▶ **SHORT EXERCISE**:
Among the entries, which lines carry the string "name"? Copy each of them.

▶ **DATA LINES**:
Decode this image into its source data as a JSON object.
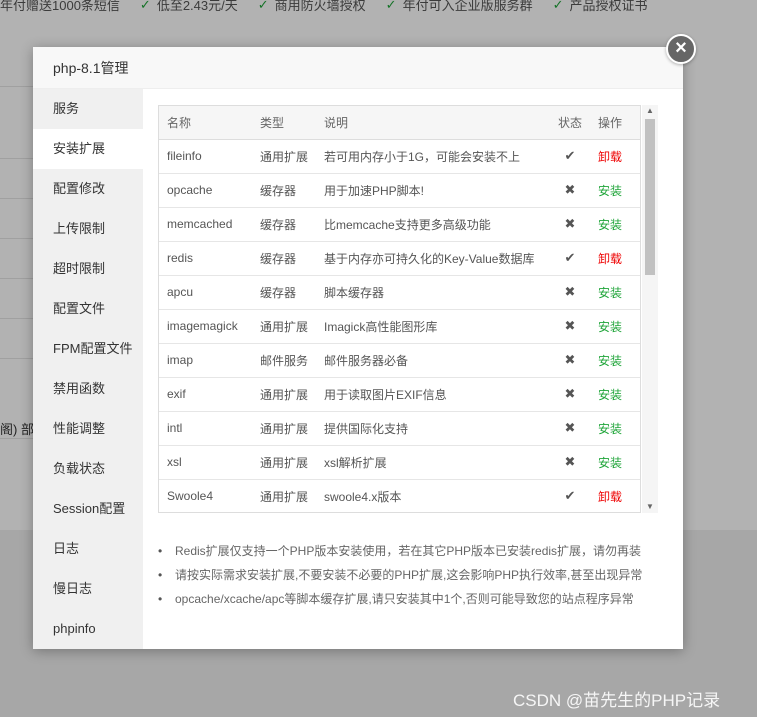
{
  "background": {
    "features": [
      "年付赠送1000条短信",
      "低至2.43元/天",
      "商用防火墙授权",
      "年付可入企业版服务群",
      "产品授权证书"
    ],
    "side_fragment": "阁) 部分"
  },
  "modal": {
    "title": "php-8.1管理",
    "close_icon": "close-icon"
  },
  "sidebar": {
    "items": [
      {
        "label": "服务",
        "active": false
      },
      {
        "label": "安装扩展",
        "active": true
      },
      {
        "label": "配置修改",
        "active": false
      },
      {
        "label": "上传限制",
        "active": false
      },
      {
        "label": "超时限制",
        "active": false
      },
      {
        "label": "配置文件",
        "active": false
      },
      {
        "label": "FPM配置文件",
        "active": false
      },
      {
        "label": "禁用函数",
        "active": false
      },
      {
        "label": "性能调整",
        "active": false
      },
      {
        "label": "负载状态",
        "active": false
      },
      {
        "label": "Session配置",
        "active": false
      },
      {
        "label": "日志",
        "active": false
      },
      {
        "label": "慢日志",
        "active": false
      },
      {
        "label": "phpinfo",
        "active": false
      }
    ]
  },
  "table": {
    "headers": {
      "name": "名称",
      "type": "类型",
      "desc": "说明",
      "status": "状态",
      "op": "操作"
    },
    "rows": [
      {
        "name": "fileinfo",
        "type": "通用扩展",
        "desc": "若可用内存小于1G，可能会安装不上",
        "status": "✔",
        "op": "卸载",
        "installed": true
      },
      {
        "name": "opcache",
        "type": "缓存器",
        "desc": "用于加速PHP脚本!",
        "status": "✖",
        "op": "安装",
        "installed": false
      },
      {
        "name": "memcached",
        "type": "缓存器",
        "desc": "比memcache支持更多高级功能",
        "status": "✖",
        "op": "安装",
        "installed": false
      },
      {
        "name": "redis",
        "type": "缓存器",
        "desc": "基于内存亦可持久化的Key-Value数据库",
        "status": "✔",
        "op": "卸载",
        "installed": true
      },
      {
        "name": "apcu",
        "type": "缓存器",
        "desc": "脚本缓存器",
        "status": "✖",
        "op": "安装",
        "installed": false
      },
      {
        "name": "imagemagick",
        "type": "通用扩展",
        "desc": "Imagick高性能图形库",
        "status": "✖",
        "op": "安装",
        "installed": false
      },
      {
        "name": "imap",
        "type": "邮件服务",
        "desc": "邮件服务器必备",
        "status": "✖",
        "op": "安装",
        "installed": false
      },
      {
        "name": "exif",
        "type": "通用扩展",
        "desc": "用于读取图片EXIF信息",
        "status": "✖",
        "op": "安装",
        "installed": false
      },
      {
        "name": "intl",
        "type": "通用扩展",
        "desc": "提供国际化支持",
        "status": "✖",
        "op": "安装",
        "installed": false
      },
      {
        "name": "xsl",
        "type": "通用扩展",
        "desc": "xsl解析扩展",
        "status": "✖",
        "op": "安装",
        "installed": false
      },
      {
        "name": "Swoole4",
        "type": "通用扩展",
        "desc": "swoole4.x版本",
        "status": "✔",
        "op": "卸载",
        "installed": true
      }
    ]
  },
  "notes": [
    "Redis扩展仅支持一个PHP版本安装使用，若在其它PHP版本已安装redis扩展，请勿再装",
    "请按实际需求安装扩展,不要安装不必要的PHP扩展,这会影响PHP执行效率,甚至出现异常",
    "opcache/xcache/apc等脚本缓存扩展,请只安装其中1个,否则可能导致您的站点程序异常"
  ],
  "watermark": "CSDN @苗先生的PHP记录",
  "colors": {
    "install": "#20a53a",
    "uninstall": "#ee0000",
    "overlay": "rgba(0,0,0,0.3)"
  }
}
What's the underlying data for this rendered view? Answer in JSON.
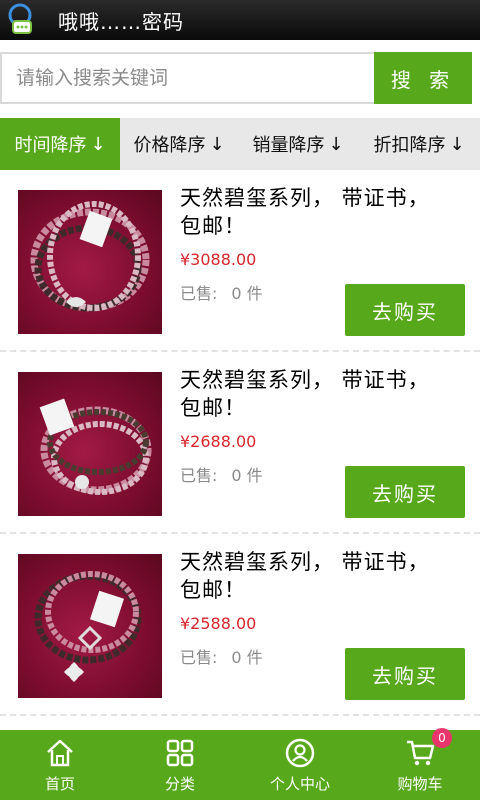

▶ **CORRECT RESULT**:
      "name": "名称",
        "name": "fileinfo",
        "name": "opcache",
        "name": "memcached",
        "name": "redis",
        "name": "apcu",
        "name": "imagemagick",
        "name": "imap",
        "name": "exif",
        "name": "intl",
        "name": "xsl",
        "name": "Swoole4",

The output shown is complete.